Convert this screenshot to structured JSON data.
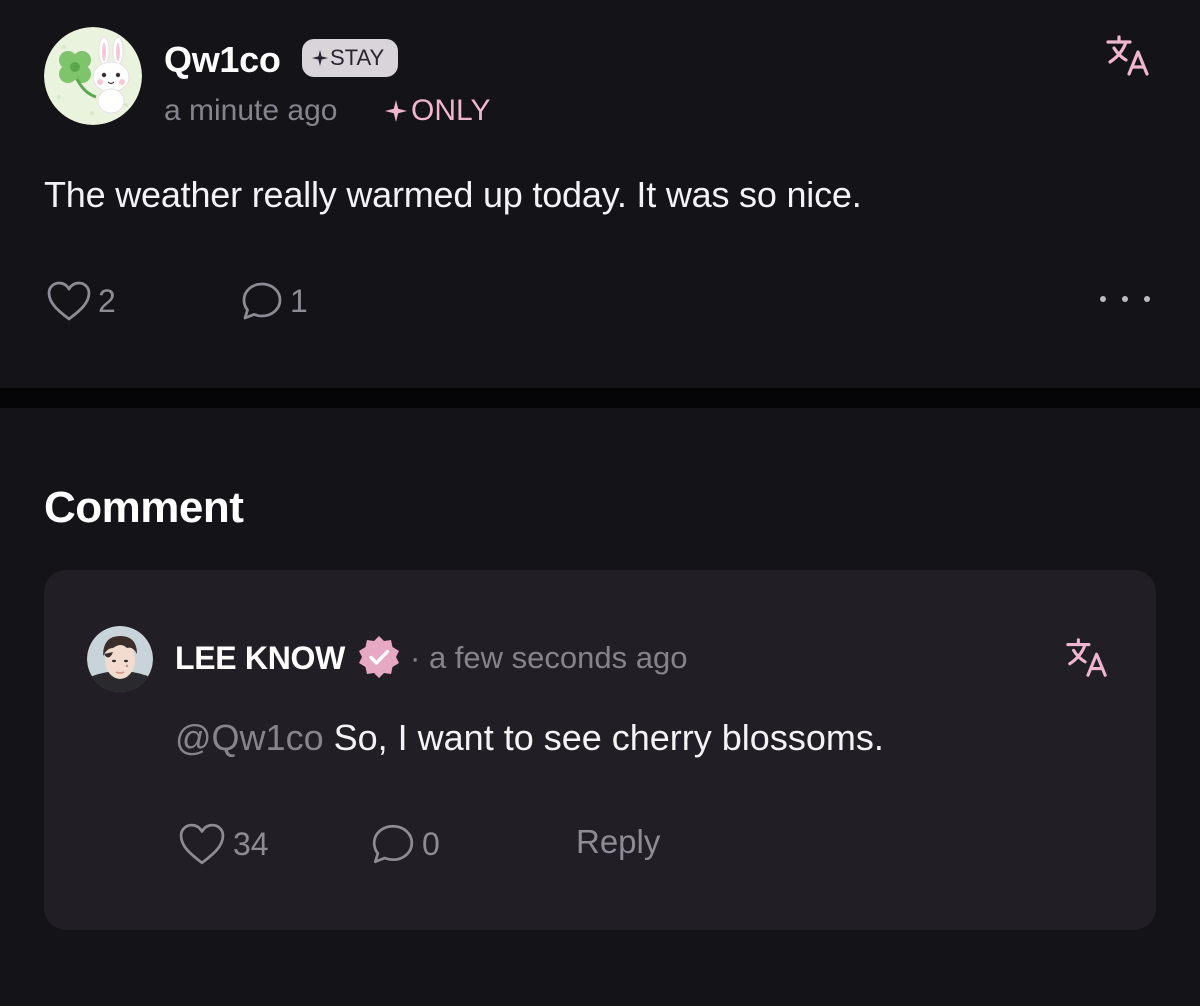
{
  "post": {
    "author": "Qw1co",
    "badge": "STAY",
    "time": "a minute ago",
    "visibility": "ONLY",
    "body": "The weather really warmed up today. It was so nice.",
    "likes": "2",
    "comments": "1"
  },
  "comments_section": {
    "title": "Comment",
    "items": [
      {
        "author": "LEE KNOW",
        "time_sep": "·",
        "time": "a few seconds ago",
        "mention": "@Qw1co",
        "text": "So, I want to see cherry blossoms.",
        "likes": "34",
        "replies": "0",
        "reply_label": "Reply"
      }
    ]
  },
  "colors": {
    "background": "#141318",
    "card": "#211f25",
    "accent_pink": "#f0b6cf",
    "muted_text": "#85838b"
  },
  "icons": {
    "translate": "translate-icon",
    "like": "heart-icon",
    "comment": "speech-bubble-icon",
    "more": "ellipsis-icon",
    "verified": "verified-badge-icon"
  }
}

• Exercise requirements:
Write out the full set of lines verbatim, without the pictures.

• Solution:
Convert this screenshot to structured JSON data.
{
  "post": {
    "author": "Qw1co",
    "badge": "STAY",
    "time": "a minute ago",
    "visibility": "ONLY",
    "body": "The weather really warmed up today. It was so nice.",
    "likes": "2",
    "comments": "1"
  },
  "comments_section": {
    "title": "Comment",
    "items": [
      {
        "author": "LEE KNOW",
        "time_sep": "·",
        "time": "a few seconds ago",
        "mention": "@Qw1co",
        "text": "So, I want to see cherry blossoms.",
        "likes": "34",
        "replies": "0",
        "reply_label": "Reply"
      }
    ]
  },
  "colors": {
    "background": "#141318",
    "card": "#211f25",
    "accent_pink": "#f0b6cf",
    "muted_text": "#85838b"
  },
  "icons": {
    "translate": "translate-icon",
    "like": "heart-icon",
    "comment": "speech-bubble-icon",
    "more": "ellipsis-icon",
    "verified": "verified-badge-icon"
  }
}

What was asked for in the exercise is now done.